▶ [Information given]
=-=-=

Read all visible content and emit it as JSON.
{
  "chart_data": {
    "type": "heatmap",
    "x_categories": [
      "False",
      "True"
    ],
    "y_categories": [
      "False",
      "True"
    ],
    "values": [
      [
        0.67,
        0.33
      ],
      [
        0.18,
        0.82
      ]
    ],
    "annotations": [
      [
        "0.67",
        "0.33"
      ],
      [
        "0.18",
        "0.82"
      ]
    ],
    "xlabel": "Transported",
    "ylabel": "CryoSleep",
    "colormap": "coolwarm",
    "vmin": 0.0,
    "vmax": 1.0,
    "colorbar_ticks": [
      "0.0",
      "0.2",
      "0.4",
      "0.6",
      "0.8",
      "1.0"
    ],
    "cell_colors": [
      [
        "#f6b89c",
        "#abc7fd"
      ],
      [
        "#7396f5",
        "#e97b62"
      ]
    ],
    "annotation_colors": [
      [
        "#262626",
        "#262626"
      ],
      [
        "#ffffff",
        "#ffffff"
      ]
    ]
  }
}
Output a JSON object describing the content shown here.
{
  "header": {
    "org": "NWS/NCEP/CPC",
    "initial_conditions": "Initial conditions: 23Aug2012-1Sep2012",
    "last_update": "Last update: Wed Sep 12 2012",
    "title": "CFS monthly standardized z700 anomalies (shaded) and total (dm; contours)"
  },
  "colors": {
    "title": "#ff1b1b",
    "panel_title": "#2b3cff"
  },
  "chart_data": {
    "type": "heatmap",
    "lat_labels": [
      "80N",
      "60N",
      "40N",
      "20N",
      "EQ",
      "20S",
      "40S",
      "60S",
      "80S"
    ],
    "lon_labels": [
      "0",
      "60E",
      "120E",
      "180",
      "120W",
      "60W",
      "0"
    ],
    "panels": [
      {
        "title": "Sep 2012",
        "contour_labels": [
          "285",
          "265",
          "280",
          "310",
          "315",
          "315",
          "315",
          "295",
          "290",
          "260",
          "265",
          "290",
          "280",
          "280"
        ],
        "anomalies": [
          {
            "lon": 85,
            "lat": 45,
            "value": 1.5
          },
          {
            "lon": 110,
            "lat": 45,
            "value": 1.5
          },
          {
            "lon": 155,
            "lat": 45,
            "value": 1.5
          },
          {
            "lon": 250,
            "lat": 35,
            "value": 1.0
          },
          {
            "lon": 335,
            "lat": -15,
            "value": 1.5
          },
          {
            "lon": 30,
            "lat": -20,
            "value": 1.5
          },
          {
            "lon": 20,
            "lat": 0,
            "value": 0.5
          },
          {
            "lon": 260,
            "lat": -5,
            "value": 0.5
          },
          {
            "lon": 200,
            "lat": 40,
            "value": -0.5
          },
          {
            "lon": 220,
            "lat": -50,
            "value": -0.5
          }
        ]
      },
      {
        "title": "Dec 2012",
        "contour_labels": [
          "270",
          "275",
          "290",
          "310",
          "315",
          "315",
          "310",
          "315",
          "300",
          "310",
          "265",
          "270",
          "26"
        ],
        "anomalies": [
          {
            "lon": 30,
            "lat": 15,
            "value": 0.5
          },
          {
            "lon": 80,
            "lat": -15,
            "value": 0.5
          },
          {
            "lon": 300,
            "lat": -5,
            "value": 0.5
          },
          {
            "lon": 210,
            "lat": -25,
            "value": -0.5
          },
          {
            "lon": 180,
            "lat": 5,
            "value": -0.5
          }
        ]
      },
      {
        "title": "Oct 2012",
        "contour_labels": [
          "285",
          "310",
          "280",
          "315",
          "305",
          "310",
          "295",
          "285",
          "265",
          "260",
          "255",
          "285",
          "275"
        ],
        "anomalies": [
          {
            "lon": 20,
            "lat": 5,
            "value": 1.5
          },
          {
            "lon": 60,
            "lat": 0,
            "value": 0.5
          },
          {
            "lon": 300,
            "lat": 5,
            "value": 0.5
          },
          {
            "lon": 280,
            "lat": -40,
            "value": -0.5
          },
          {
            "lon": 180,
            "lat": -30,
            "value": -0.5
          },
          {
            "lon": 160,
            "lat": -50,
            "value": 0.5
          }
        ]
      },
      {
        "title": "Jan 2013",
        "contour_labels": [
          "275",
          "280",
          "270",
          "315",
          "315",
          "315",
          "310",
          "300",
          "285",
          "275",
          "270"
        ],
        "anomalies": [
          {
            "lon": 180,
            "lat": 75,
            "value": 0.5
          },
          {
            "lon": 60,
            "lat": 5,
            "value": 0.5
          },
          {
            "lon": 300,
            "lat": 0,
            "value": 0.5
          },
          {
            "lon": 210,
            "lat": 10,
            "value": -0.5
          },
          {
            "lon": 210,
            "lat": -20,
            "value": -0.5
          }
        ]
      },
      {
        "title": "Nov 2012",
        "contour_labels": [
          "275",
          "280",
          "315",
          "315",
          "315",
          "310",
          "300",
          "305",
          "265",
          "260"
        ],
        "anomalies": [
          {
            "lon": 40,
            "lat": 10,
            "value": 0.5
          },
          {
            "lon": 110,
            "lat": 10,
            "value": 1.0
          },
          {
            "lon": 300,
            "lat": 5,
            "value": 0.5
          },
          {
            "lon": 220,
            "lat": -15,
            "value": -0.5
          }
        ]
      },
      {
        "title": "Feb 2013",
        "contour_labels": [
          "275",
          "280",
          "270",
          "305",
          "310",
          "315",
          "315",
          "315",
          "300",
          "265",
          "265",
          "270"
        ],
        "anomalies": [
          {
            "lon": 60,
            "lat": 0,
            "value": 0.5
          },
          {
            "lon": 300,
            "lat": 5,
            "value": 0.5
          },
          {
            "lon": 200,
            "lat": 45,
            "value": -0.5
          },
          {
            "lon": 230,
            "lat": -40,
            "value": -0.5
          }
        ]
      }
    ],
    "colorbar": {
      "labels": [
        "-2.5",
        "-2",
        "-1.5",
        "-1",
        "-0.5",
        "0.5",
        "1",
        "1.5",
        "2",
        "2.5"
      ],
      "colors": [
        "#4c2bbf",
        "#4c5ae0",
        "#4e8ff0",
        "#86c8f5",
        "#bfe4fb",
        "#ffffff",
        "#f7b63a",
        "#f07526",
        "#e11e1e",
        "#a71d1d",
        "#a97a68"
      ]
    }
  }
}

=-=-=

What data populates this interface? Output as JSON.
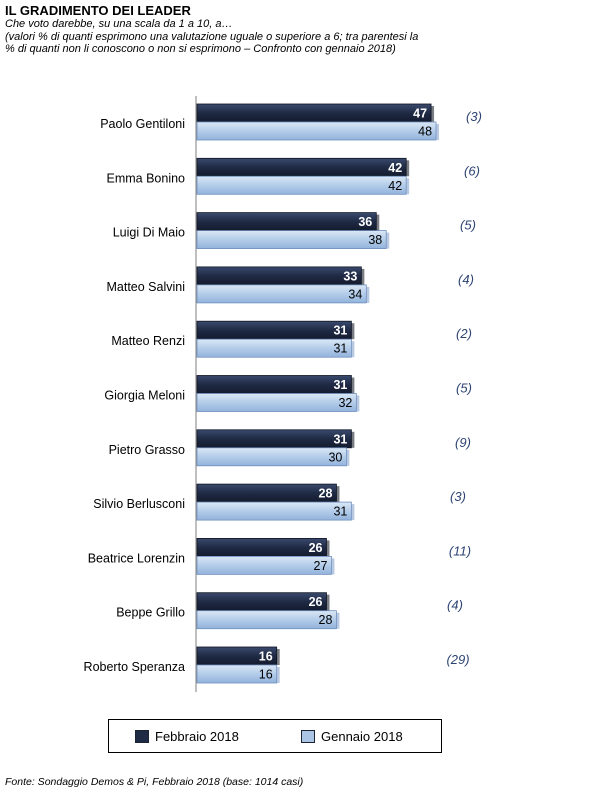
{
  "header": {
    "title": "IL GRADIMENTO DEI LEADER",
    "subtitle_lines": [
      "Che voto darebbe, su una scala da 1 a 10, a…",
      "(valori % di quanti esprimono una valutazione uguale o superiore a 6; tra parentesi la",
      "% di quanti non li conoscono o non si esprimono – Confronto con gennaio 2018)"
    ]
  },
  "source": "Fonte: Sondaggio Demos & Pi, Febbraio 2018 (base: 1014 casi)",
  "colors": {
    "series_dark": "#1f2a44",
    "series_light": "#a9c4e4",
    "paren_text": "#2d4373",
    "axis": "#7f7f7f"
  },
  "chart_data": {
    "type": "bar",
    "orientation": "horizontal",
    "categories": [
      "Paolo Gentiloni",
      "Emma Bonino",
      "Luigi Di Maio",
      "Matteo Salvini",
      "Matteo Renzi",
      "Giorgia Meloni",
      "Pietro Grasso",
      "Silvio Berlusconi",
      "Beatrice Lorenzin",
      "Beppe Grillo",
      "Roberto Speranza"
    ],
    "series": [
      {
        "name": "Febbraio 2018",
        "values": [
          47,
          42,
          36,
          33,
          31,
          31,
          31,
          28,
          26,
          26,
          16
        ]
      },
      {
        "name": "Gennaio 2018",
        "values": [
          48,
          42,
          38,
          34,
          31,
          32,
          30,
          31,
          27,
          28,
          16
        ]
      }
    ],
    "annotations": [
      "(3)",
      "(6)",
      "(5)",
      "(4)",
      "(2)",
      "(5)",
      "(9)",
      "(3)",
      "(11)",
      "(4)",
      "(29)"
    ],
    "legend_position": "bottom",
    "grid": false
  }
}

=-=-=

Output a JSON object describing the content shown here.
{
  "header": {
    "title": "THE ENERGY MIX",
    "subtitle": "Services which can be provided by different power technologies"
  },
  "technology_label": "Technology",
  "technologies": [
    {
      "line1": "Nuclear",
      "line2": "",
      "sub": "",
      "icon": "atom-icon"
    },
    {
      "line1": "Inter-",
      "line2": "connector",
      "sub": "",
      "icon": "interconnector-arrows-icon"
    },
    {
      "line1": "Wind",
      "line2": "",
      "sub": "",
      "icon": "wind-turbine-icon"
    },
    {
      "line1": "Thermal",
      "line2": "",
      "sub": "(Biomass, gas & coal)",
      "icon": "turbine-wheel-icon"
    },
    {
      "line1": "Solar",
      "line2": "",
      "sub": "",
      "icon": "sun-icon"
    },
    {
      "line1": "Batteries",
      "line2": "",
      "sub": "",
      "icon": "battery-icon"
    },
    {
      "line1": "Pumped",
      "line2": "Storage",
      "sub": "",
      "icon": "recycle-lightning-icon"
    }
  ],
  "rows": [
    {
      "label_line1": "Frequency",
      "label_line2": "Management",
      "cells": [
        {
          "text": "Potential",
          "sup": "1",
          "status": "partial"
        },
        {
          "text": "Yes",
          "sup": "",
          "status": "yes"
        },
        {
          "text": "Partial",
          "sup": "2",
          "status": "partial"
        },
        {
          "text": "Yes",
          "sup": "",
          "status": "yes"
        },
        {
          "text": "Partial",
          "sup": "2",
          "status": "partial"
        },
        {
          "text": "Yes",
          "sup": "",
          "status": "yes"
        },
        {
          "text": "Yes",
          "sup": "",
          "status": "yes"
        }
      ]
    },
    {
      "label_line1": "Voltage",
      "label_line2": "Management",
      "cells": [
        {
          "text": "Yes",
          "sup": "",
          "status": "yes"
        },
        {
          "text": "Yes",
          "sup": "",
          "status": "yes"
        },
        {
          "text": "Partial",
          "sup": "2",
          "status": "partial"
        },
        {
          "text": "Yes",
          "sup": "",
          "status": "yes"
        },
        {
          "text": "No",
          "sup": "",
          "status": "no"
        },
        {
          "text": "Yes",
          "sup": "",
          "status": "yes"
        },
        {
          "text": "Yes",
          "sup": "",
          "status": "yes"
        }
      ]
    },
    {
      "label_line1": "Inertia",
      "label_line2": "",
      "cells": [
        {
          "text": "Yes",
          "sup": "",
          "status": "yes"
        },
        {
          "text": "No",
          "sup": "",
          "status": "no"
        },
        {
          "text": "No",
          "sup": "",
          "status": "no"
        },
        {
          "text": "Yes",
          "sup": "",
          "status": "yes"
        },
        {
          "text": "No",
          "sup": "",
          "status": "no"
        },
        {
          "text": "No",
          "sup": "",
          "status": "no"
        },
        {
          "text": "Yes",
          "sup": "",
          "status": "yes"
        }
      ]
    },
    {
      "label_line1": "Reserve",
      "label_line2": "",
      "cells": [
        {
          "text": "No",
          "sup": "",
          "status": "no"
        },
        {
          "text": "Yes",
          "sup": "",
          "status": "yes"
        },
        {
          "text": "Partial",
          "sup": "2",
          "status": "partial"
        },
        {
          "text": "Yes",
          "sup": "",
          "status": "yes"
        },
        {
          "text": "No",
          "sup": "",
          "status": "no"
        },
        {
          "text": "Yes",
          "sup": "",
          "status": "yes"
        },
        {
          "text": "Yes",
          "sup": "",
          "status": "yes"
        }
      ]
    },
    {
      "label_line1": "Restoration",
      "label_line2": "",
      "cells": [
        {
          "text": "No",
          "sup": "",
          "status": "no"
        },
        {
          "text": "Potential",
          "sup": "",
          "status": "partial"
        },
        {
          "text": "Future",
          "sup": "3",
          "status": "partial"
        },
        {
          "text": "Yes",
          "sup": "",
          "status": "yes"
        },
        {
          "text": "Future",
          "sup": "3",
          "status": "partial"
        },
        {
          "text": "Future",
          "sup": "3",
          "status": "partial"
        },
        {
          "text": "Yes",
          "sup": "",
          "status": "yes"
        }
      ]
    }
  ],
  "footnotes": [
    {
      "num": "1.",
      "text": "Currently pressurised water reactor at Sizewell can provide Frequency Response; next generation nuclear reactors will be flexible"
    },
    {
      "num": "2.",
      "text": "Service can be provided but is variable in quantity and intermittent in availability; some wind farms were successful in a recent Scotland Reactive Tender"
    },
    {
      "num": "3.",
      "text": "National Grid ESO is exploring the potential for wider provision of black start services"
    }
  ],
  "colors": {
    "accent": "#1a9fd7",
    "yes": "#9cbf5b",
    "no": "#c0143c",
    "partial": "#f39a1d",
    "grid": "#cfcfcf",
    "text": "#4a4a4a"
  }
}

=-=-=

▶ [Your instructions] Looking back at the lines above, state how many contain the word "Febbraio", and supply nothing besides the number.

▶ [Result] 2